[Start Provided records]

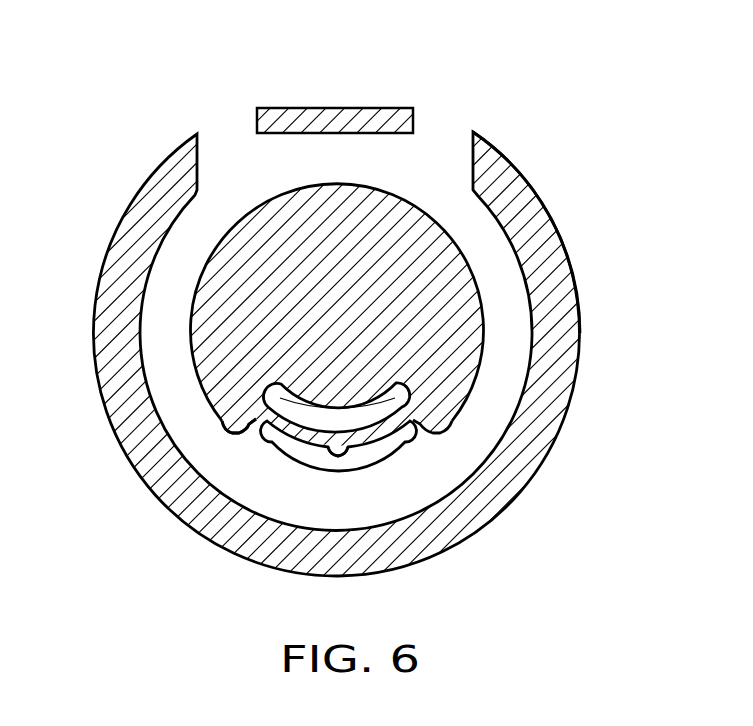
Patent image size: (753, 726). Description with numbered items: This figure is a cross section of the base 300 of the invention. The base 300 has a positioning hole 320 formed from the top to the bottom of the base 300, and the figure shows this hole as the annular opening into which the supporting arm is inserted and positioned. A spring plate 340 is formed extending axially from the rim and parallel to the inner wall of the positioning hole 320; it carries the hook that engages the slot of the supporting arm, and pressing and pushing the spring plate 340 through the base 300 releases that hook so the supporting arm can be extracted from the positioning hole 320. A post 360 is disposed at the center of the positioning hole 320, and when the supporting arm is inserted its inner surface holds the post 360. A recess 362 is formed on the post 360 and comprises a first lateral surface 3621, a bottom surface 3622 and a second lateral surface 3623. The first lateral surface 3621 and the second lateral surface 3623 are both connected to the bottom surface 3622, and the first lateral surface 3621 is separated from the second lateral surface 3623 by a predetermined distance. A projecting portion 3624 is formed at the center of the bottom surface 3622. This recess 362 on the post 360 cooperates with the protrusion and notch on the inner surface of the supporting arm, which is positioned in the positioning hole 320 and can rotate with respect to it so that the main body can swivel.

The base 300 is at (581, 320).
The positioning hole 320 is at (175, 389).
The spring plate 340 is at (357, 108).
The post 360 is at (384, 182).
The recess 362 is at (436, 498).
The first lateral surface 3621 is at (428, 436).
The bottom surface 3622 is at (343, 432).
The projecting portion 3624 is at (257, 447).
The second lateral surface 3623 is at (344, 457).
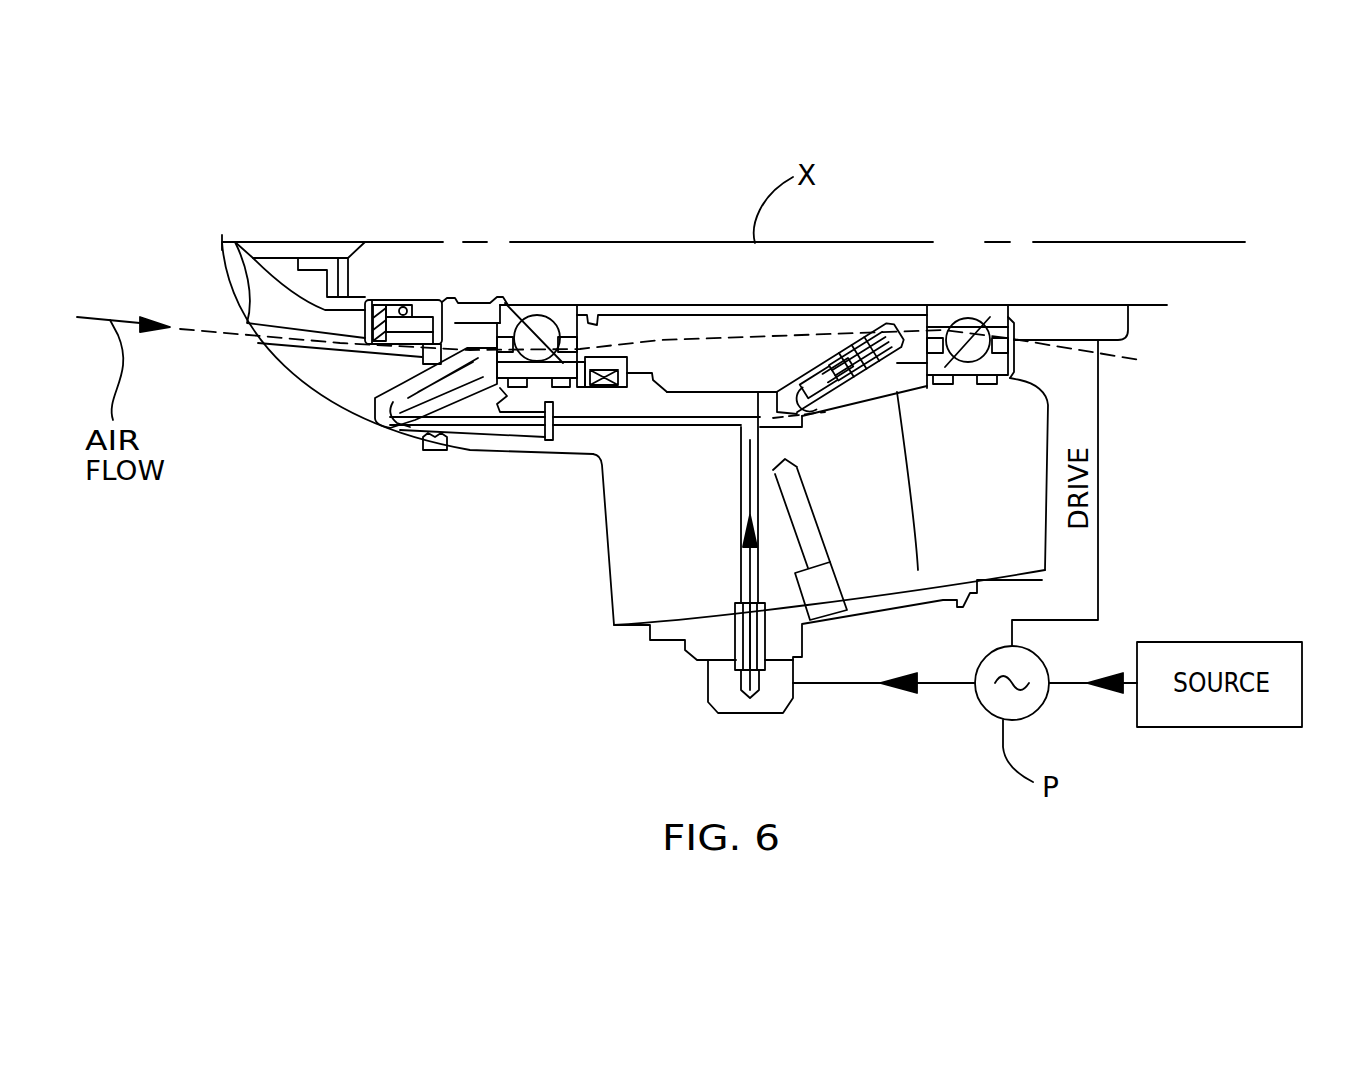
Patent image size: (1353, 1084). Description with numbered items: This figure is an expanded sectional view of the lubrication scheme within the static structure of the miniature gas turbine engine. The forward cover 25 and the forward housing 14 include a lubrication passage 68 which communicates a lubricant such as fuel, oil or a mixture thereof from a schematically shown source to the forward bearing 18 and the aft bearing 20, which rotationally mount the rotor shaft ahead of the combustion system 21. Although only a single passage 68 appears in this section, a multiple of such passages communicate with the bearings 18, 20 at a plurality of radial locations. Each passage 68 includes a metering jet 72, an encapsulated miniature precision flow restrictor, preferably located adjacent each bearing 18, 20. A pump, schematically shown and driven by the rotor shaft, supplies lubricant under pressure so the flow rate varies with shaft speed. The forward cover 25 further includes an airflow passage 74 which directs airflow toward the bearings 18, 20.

The forward housing 14 is at (573, 443).
The forward bearing 18 is at (548, 303).
The aft bearing 20 is at (958, 303).
The combustion system 21 is at (1183, 380).
The forward cover 25 is at (493, 443).
The lubrication passage 68 is at (738, 528).
The metering jet 72 is at (387, 420).
The airflow passage 74 is at (243, 277).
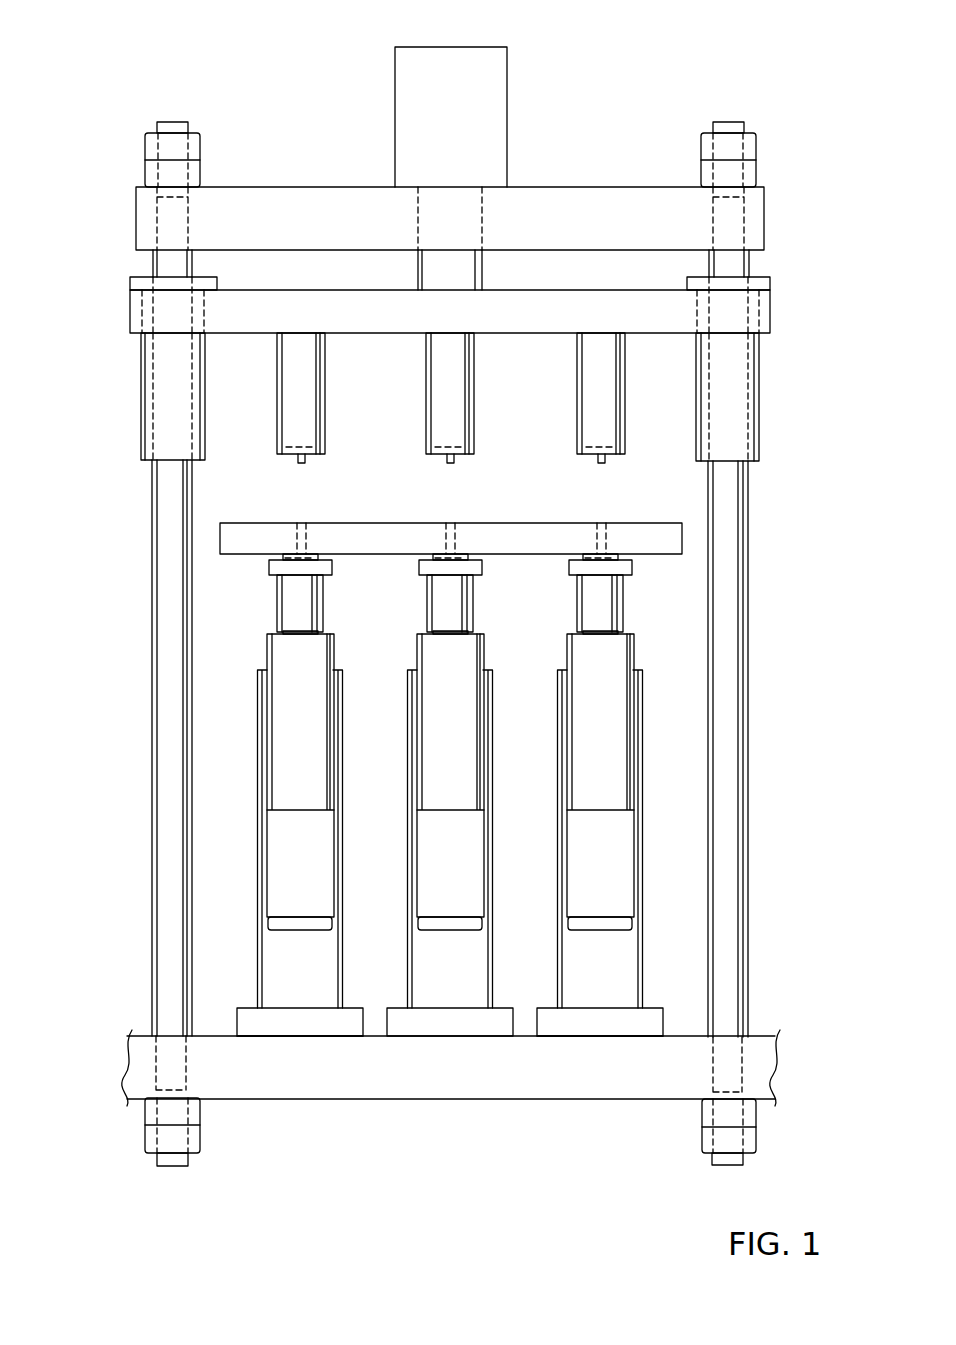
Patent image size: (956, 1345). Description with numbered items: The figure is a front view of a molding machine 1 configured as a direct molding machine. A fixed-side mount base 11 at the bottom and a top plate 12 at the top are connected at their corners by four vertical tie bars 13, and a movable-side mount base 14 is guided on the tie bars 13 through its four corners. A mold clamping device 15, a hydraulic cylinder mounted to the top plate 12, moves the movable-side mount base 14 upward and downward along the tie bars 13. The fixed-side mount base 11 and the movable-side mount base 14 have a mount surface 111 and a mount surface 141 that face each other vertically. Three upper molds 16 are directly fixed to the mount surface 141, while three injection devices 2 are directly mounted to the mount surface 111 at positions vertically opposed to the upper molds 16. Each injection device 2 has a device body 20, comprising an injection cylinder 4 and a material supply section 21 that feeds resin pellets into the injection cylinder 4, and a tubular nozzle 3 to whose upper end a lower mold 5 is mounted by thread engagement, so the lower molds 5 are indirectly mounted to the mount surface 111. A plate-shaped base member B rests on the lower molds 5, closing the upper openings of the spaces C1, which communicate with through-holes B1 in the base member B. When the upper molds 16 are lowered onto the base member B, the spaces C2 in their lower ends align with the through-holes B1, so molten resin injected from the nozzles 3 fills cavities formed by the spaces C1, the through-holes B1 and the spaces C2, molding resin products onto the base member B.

The molding machine 1 is at (566, 60).
The injection device 2 is at (354, 799).
The tubular nozzle 3 is at (290, 600).
The injection cylinder 4 is at (282, 703).
The lower mold 5 is at (572, 562).
The fixed-side mount base 11 is at (563, 1078).
The top plate 12 is at (341, 200).
The tie bar 13 is at (165, 850).
The movable-side mount base 14 is at (625, 305).
The mold clamping device 15 is at (468, 105).
The upper mold 16 is at (590, 410).
The device body 20 is at (354, 835).
The material supply section 21 is at (258, 763).
The mount surface 111 is at (687, 1035).
The mount surface 141 is at (670, 335).
The base member B is at (532, 532).
The through-hole B1 is at (607, 543).
The space C1 is at (617, 565).
The space C2 is at (603, 460).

[End Provided records]

## Task to complete
Please revise all the rows above, replacing each "Description with numbered items" with "Numbered description" and keeping everything else the same. Omit the pictures from your answer.

## Answer to the task
Patent image size: (753, 726). Numbered description: This figure is a cross section of the base 300 of the invention. The base 300 has a positioning hole 320 formed from the top to the bottom of the base 300, and the figure shows this hole as the annular opening into which the supporting arm is inserted and positioned. A spring plate 340 is formed extending axially from the rim and parallel to the inner wall of the positioning hole 320; it carries the hook that engages the slot of the supporting arm, and pressing and pushing the spring plate 340 through the base 300 releases that hook so the supporting arm can be extracted from the positioning hole 320. A post 360 is disposed at the center of the positioning hole 320, and when the supporting arm is inserted its inner surface holds the post 360. A recess 362 is formed on the post 360 and comprises a first lateral surface 3621, a bottom surface 3622 and a second lateral surface 3623. The first lateral surface 3621 and the second lateral surface 3623 are both connected to the bottom surface 3622, and the first lateral surface 3621 is separated from the second lateral surface 3623 by a predetermined distance. A projecting portion 3624 is formed at the center of the bottom surface 3622. This recess 362 on the post 360 cooperates with the protrusion and notch on the inner surface of the supporting arm, which is positioned in the positioning hole 320 and can rotate with respect to it so that the main body can swivel.

The base 300 is at (581, 320).
The positioning hole 320 is at (175, 389).
The spring plate 340 is at (357, 108).
The post 360 is at (384, 182).
The recess 362 is at (436, 498).
The first lateral surface 3621 is at (428, 436).
The bottom surface 3622 is at (343, 432).
The projecting portion 3624 is at (257, 447).
The second lateral surface 3623 is at (344, 457).
Patent image size: (1353, 1084). Numbered description: This figure is an expanded sectional view of the lubrication scheme within the static structure of the miniature gas turbine engine. The forward cover 25 and the forward housing 14 include a lubrication passage 68 which communicates a lubricant such as fuel, oil or a mixture thereof from a schematically shown source to the forward bearing 18 and the aft bearing 20, which rotationally mount the rotor shaft ahead of the combustion system 21. Although only a single passage 68 appears in this section, a multiple of such passages communicate with the bearings 18, 20 at a plurality of radial locations. Each passage 68 includes a metering jet 72, an encapsulated miniature precision flow restrictor, preferably located adjacent each bearing 18, 20. A pump, schematically shown and driven by the rotor shaft, supplies lubricant under pressure so the flow rate varies with shaft speed. The forward cover 25 further includes an airflow passage 74 which directs airflow toward the bearings 18, 20.

The forward housing 14 is at (573, 443).
The forward bearing 18 is at (548, 303).
The aft bearing 20 is at (958, 303).
The combustion system 21 is at (1183, 380).
The forward cover 25 is at (493, 443).
The lubrication passage 68 is at (738, 528).
The metering jet 72 is at (387, 420).
The airflow passage 74 is at (243, 277).
Patent image size: (956, 1345). Numbered description: The figure is a front view of a molding machine 1 configured as a direct molding machine. A fixed-side mount base 11 at the bottom and a top plate 12 at the top are connected at their corners by four vertical tie bars 13, and a movable-side mount base 14 is guided on the tie bars 13 through its four corners. A mold clamping device 15, a hydraulic cylinder mounted to the top plate 12, moves the movable-side mount base 14 upward and downward along the tie bars 13. The fixed-side mount base 11 and the movable-side mount base 14 have a mount surface 111 and a mount surface 141 that face each other vertically. Three upper molds 16 are directly fixed to the mount surface 141, while three injection devices 2 are directly mounted to the mount surface 111 at positions vertically opposed to the upper molds 16. Each injection device 2 has a device body 20, comprising an injection cylinder 4 and a material supply section 21 that feeds resin pellets into the injection cylinder 4, and a tubular nozzle 3 to whose upper end a lower mold 5 is mounted by thread engagement, so the lower molds 5 are indirectly mounted to the mount surface 111. A plate-shaped base member B rests on the lower molds 5, closing the upper openings of the spaces C1, which communicate with through-holes B1 in the base member B. When the upper molds 16 are lowered onto the base member B, the spaces C2 in their lower ends align with the through-holes B1, so molten resin injected from the nozzles 3 fills cavities formed by the spaces C1, the through-holes B1 and the spaces C2, molding resin products onto the base member B.

The molding machine 1 is at (566, 60).
The injection device 2 is at (354, 799).
The tubular nozzle 3 is at (290, 600).
The injection cylinder 4 is at (282, 703).
The lower mold 5 is at (572, 562).
The fixed-side mount base 11 is at (563, 1078).
The top plate 12 is at (341, 200).
The tie bar 13 is at (165, 850).
The movable-side mount base 14 is at (625, 305).
The mold clamping device 15 is at (468, 105).
The upper mold 16 is at (590, 410).
The device body 20 is at (354, 835).
The material supply section 21 is at (258, 763).
The mount surface 111 is at (687, 1035).
The mount surface 141 is at (670, 335).
The base member B is at (532, 532).
The through-hole B1 is at (607, 543).
The space C1 is at (617, 565).
The space C2 is at (603, 460).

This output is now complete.